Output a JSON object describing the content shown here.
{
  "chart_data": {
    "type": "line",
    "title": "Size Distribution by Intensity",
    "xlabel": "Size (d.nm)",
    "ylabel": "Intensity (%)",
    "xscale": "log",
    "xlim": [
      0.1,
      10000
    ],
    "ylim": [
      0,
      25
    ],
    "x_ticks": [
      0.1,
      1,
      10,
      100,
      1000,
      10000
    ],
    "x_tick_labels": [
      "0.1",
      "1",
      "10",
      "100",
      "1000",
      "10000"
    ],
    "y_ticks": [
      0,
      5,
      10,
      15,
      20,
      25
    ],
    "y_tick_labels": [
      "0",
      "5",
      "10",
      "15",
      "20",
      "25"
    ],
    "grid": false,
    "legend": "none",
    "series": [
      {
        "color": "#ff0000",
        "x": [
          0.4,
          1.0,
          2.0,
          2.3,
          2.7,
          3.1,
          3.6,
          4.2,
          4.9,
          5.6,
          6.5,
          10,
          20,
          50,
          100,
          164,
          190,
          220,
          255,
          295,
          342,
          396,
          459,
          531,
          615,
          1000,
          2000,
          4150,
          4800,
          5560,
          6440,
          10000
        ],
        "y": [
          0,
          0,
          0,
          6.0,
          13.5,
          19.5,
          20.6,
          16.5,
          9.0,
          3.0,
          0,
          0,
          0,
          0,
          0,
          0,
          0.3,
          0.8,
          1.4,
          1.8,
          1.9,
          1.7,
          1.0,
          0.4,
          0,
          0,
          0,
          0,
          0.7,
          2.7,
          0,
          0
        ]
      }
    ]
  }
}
----
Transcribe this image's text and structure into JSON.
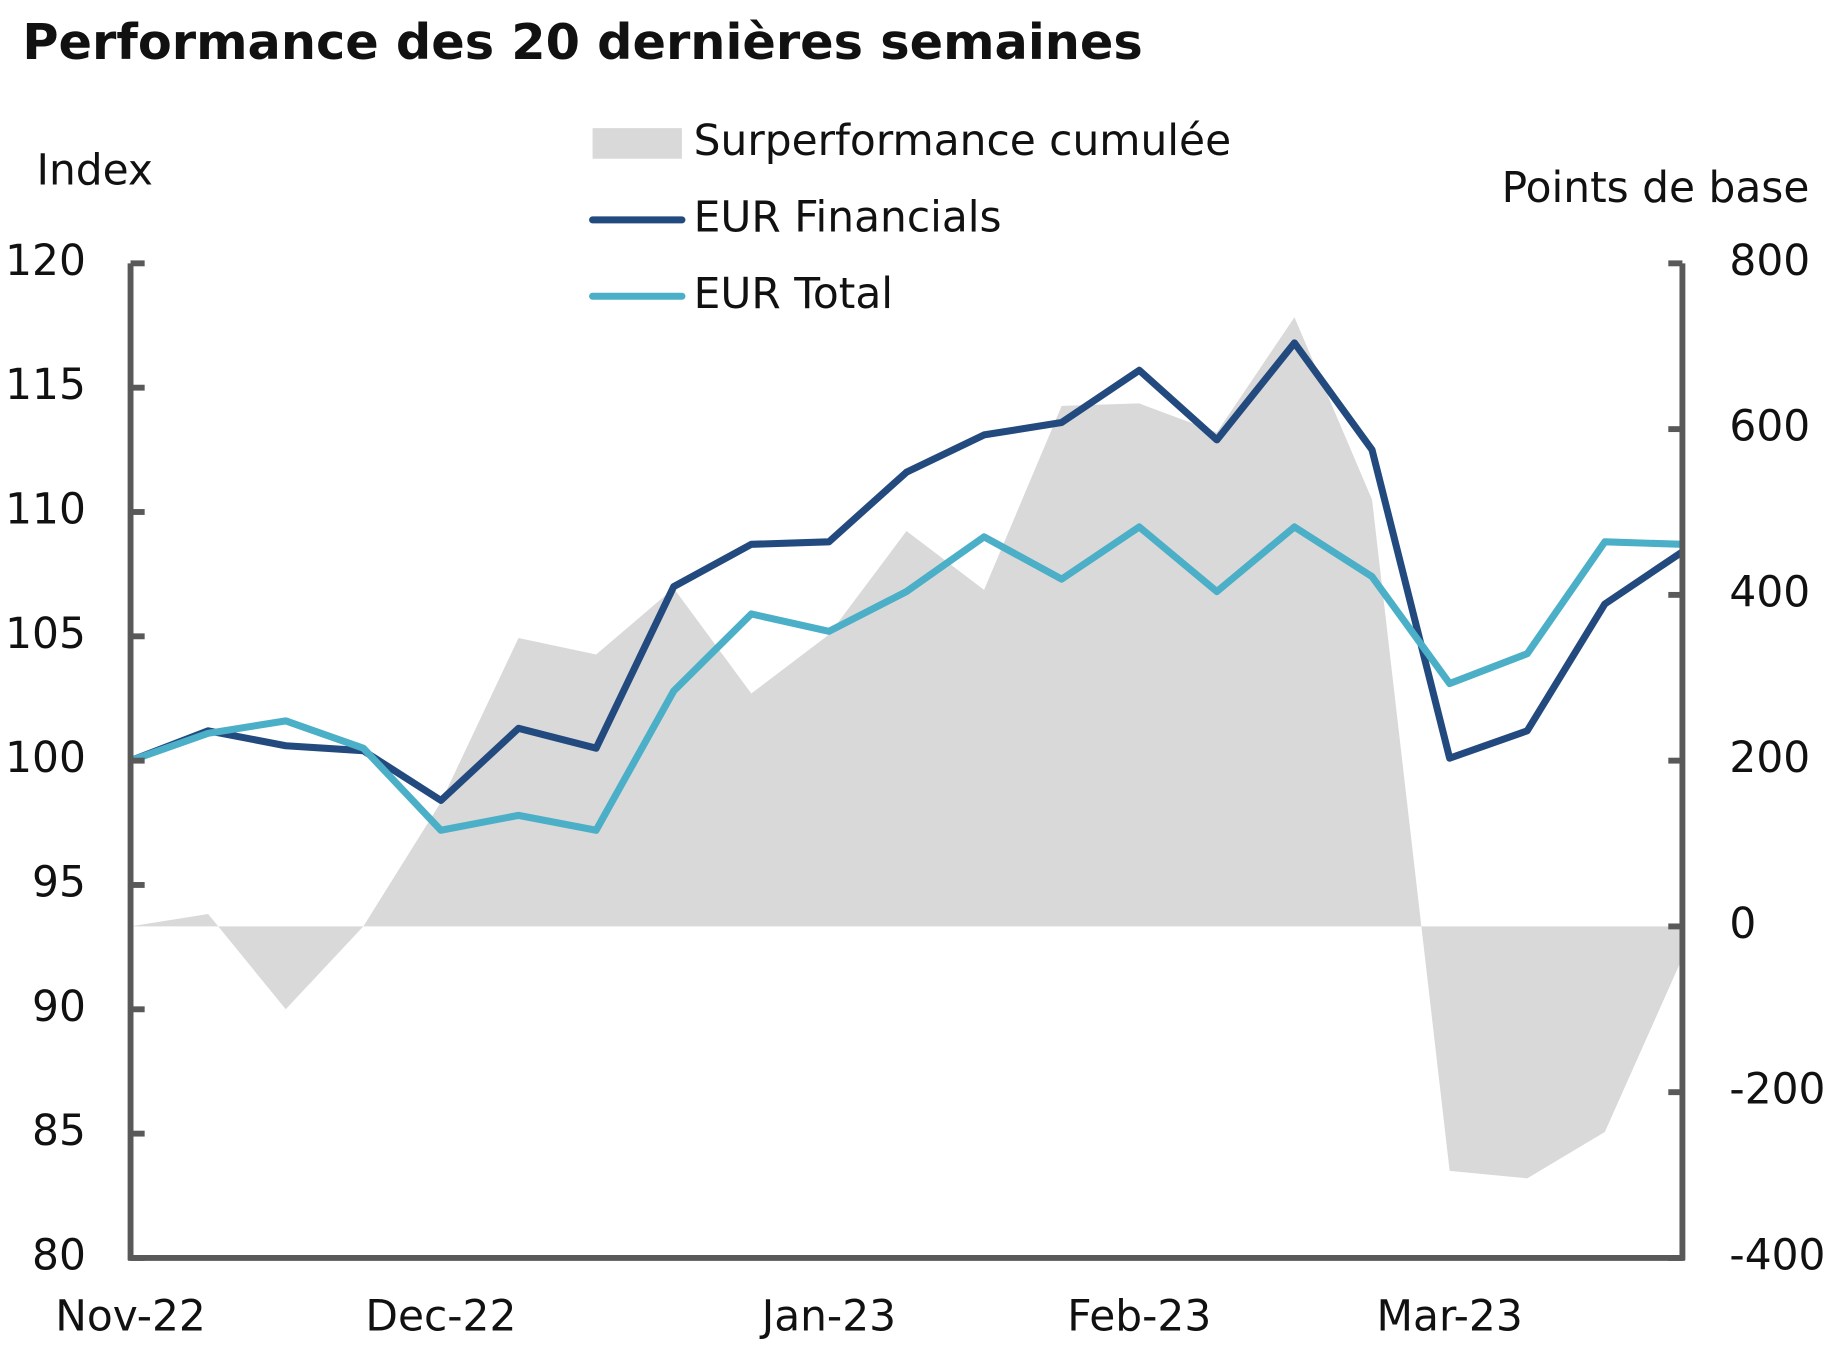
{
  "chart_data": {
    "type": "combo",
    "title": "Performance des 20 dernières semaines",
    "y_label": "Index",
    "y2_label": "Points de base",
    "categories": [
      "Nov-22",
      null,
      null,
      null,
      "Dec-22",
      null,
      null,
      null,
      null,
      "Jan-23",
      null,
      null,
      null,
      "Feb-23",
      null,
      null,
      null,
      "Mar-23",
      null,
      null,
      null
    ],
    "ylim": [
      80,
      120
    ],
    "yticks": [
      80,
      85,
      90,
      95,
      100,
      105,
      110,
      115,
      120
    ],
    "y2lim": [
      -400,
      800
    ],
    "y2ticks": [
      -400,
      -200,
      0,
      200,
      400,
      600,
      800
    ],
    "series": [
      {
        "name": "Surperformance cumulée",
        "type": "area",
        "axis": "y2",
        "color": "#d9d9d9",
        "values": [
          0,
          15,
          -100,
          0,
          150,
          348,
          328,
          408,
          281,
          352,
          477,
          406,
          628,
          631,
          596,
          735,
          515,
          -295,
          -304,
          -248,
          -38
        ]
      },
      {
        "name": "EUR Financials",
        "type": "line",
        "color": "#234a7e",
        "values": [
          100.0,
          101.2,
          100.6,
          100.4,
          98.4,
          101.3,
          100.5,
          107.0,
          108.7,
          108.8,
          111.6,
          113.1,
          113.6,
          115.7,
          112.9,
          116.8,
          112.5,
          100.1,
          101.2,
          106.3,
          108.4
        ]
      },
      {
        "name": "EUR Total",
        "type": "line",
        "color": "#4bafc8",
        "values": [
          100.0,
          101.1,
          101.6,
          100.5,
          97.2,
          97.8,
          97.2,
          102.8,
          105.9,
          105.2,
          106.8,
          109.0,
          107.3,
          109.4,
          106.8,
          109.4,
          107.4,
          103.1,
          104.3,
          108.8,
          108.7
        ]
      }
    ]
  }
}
----
**Task objective:**
Copy out all lines above that include the string "name".

**The answer:**
        "name": "Surperformance cumulée",
        "name": "EUR Financials",
        "name": "EUR Total",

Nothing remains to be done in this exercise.